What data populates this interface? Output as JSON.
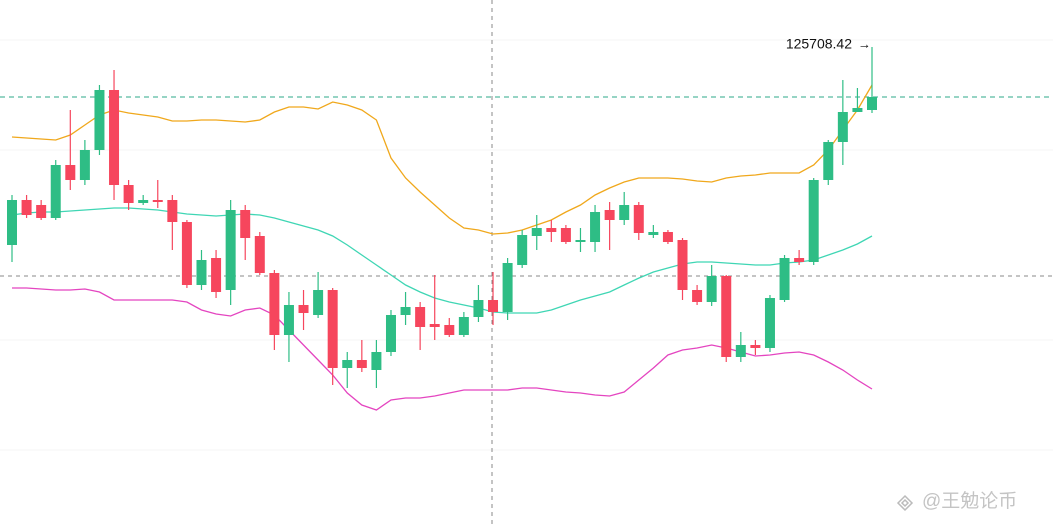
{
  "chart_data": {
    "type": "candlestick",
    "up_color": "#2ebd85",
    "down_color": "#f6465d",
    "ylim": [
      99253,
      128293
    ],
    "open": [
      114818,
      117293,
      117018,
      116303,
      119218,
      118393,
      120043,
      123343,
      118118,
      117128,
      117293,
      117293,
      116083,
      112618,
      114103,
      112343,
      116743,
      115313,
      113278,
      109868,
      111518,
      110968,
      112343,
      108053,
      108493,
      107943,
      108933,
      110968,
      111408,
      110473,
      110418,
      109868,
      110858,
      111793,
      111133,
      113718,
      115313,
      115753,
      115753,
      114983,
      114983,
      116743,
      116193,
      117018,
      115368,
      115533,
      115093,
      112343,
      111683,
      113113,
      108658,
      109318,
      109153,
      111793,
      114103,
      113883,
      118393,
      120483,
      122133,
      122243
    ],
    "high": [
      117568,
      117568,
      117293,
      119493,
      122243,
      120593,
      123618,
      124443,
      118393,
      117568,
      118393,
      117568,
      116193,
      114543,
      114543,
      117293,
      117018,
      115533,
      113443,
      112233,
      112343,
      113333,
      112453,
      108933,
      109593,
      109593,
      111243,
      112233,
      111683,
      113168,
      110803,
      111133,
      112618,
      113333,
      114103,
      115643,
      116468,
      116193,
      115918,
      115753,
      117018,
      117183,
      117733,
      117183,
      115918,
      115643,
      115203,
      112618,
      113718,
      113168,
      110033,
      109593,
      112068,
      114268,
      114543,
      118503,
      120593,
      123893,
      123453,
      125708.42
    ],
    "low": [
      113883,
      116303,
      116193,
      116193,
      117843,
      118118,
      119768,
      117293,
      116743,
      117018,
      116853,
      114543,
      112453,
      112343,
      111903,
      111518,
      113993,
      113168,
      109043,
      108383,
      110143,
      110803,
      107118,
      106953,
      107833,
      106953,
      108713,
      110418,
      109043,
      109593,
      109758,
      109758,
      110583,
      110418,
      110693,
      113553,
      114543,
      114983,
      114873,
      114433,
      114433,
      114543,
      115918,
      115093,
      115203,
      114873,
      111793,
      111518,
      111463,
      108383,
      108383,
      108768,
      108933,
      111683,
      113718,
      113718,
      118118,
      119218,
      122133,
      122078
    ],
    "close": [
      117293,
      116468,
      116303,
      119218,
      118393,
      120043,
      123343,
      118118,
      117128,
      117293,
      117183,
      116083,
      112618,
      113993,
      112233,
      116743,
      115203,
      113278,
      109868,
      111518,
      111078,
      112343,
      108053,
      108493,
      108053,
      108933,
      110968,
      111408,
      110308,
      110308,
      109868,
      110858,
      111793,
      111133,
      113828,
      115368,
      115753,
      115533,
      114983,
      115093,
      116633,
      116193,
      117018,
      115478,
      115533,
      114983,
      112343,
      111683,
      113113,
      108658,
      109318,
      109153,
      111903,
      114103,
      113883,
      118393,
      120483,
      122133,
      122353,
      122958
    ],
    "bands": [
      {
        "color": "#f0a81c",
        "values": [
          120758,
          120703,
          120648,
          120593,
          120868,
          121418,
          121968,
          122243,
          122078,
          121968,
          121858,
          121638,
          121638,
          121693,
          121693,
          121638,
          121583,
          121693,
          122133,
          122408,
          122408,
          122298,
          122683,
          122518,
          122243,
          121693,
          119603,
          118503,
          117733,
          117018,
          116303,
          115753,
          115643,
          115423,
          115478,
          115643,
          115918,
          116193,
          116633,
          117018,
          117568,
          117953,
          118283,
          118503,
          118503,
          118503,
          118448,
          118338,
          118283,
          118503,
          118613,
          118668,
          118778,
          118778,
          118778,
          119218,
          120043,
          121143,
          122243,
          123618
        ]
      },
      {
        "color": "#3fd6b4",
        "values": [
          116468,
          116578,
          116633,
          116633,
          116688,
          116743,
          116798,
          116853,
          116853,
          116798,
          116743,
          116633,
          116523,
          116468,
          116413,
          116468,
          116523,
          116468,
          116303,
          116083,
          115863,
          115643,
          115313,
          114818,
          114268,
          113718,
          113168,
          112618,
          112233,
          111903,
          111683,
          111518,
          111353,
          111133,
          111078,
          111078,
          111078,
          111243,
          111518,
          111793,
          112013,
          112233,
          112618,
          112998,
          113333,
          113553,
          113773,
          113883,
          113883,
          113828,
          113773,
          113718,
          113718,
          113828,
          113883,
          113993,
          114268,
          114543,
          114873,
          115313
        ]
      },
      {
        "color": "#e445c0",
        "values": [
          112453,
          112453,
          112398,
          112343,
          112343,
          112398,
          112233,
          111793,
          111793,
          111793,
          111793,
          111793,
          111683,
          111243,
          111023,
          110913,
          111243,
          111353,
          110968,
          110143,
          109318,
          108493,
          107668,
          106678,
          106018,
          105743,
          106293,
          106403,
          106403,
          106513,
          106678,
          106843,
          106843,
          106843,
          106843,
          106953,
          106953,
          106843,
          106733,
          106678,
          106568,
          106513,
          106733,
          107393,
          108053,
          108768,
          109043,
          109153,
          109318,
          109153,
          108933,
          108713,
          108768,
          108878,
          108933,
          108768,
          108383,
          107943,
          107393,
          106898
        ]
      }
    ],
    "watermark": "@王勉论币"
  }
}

++++++++++

TASK INSTRUCTIONS:
Write out each entry exactly as given, but skip the pictures.

FULL OUTPUT:
What data populates this interface? Output as JSON.
{
  "chart_data": {
    "type": "candlestick",
    "up_color": "#2ebd85",
    "down_color": "#f6465d",
    "ylim": [
      99253,
      128293
    ],
    "open": [
      114818,
      117293,
      117018,
      116303,
      119218,
      118393,
      120043,
      123343,
      118118,
      117128,
      117293,
      117293,
      116083,
      112618,
      114103,
      112343,
      116743,
      115313,
      113278,
      109868,
      111518,
      110968,
      112343,
      108053,
      108493,
      107943,
      108933,
      110968,
      111408,
      110473,
      110418,
      109868,
      110858,
      111793,
      111133,
      113718,
      115313,
      115753,
      115753,
      114983,
      114983,
      116743,
      116193,
      117018,
      115368,
      115533,
      115093,
      112343,
      111683,
      113113,
      108658,
      109318,
      109153,
      111793,
      114103,
      113883,
      118393,
      120483,
      122133,
      122243
    ],
    "high": [
      117568,
      117568,
      117293,
      119493,
      122243,
      120593,
      123618,
      124443,
      118393,
      117568,
      118393,
      117568,
      116193,
      114543,
      114543,
      117293,
      117018,
      115533,
      113443,
      112233,
      112343,
      113333,
      112453,
      108933,
      109593,
      109593,
      111243,
      112233,
      111683,
      113168,
      110803,
      111133,
      112618,
      113333,
      114103,
      115643,
      116468,
      116193,
      115918,
      115753,
      117018,
      117183,
      117733,
      117183,
      115918,
      115643,
      115203,
      112618,
      113718,
      113168,
      110033,
      109593,
      112068,
      114268,
      114543,
      118503,
      120593,
      123893,
      123453,
      125708.42
    ],
    "low": [
      113883,
      116303,
      116193,
      116193,
      117843,
      118118,
      119768,
      117293,
      116743,
      117018,
      116853,
      114543,
      112453,
      112343,
      111903,
      111518,
      113993,
      113168,
      109043,
      108383,
      110143,
      110803,
      107118,
      106953,
      107833,
      106953,
      108713,
      110418,
      109043,
      109593,
      109758,
      109758,
      110583,
      110418,
      110693,
      113553,
      114543,
      114983,
      114873,
      114433,
      114433,
      114543,
      115918,
      115093,
      115203,
      114873,
      111793,
      111518,
      111463,
      108383,
      108383,
      108768,
      108933,
      111683,
      113718,
      113718,
      118118,
      119218,
      122133,
      122078
    ],
    "close": [
      117293,
      116468,
      116303,
      119218,
      118393,
      120043,
      123343,
      118118,
      117128,
      117293,
      117183,
      116083,
      112618,
      113993,
      112233,
      116743,
      115203,
      113278,
      109868,
      111518,
      111078,
      112343,
      108053,
      108493,
      108053,
      108933,
      110968,
      111408,
      110308,
      110308,
      109868,
      110858,
      111793,
      111133,
      113828,
      115368,
      115753,
      115533,
      114983,
      115093,
      116633,
      116193,
      117018,
      115478,
      115533,
      114983,
      112343,
      111683,
      113113,
      108658,
      109318,
      109153,
      111903,
      114103,
      113883,
      118393,
      120483,
      122133,
      122353,
      122958
    ],
    "bands": [
      {
        "color": "#f0a81c",
        "values": [
          120758,
          120703,
          120648,
          120593,
          120868,
          121418,
          121968,
          122243,
          122078,
          121968,
          121858,
          121638,
          121638,
          121693,
          121693,
          121638,
          121583,
          121693,
          122133,
          122408,
          122408,
          122298,
          122683,
          122518,
          122243,
          121693,
          119603,
          118503,
          117733,
          117018,
          116303,
          115753,
          115643,
          115423,
          115478,
          115643,
          115918,
          116193,
          116633,
          117018,
          117568,
          117953,
          118283,
          118503,
          118503,
          118503,
          118448,
          118338,
          118283,
          118503,
          118613,
          118668,
          118778,
          118778,
          118778,
          119218,
          120043,
          121143,
          122243,
          123618
        ]
      },
      {
        "color": "#3fd6b4",
        "values": [
          116468,
          116578,
          116633,
          116633,
          116688,
          116743,
          116798,
          116853,
          116853,
          116798,
          116743,
          116633,
          116523,
          116468,
          116413,
          116468,
          116523,
          116468,
          116303,
          116083,
          115863,
          115643,
          115313,
          114818,
          114268,
          113718,
          113168,
          112618,
          112233,
          111903,
          111683,
          111518,
          111353,
          111133,
          111078,
          111078,
          111078,
          111243,
          111518,
          111793,
          112013,
          112233,
          112618,
          112998,
          113333,
          113553,
          113773,
          113883,
          113883,
          113828,
          113773,
          113718,
          113718,
          113828,
          113883,
          113993,
          114268,
          114543,
          114873,
          115313
        ]
      },
      {
        "color": "#e445c0",
        "values": [
          112453,
          112453,
          112398,
          112343,
          112343,
          112398,
          112233,
          111793,
          111793,
          111793,
          111793,
          111793,
          111683,
          111243,
          111023,
          110913,
          111243,
          111353,
          110968,
          110143,
          109318,
          108493,
          107668,
          106678,
          106018,
          105743,
          106293,
          106403,
          106403,
          106513,
          106678,
          106843,
          106843,
          106843,
          106843,
          106953,
          106953,
          106843,
          106733,
          106678,
          106568,
          106513,
          106733,
          107393,
          108053,
          108768,
          109043,
          109153,
          109318,
          109153,
          108933,
          108713,
          108768,
          108878,
          108933,
          108768,
          108383,
          107943,
          107393,
          106898
        ]
      }
    ],
    "watermark": "@王勉论币"
  }
}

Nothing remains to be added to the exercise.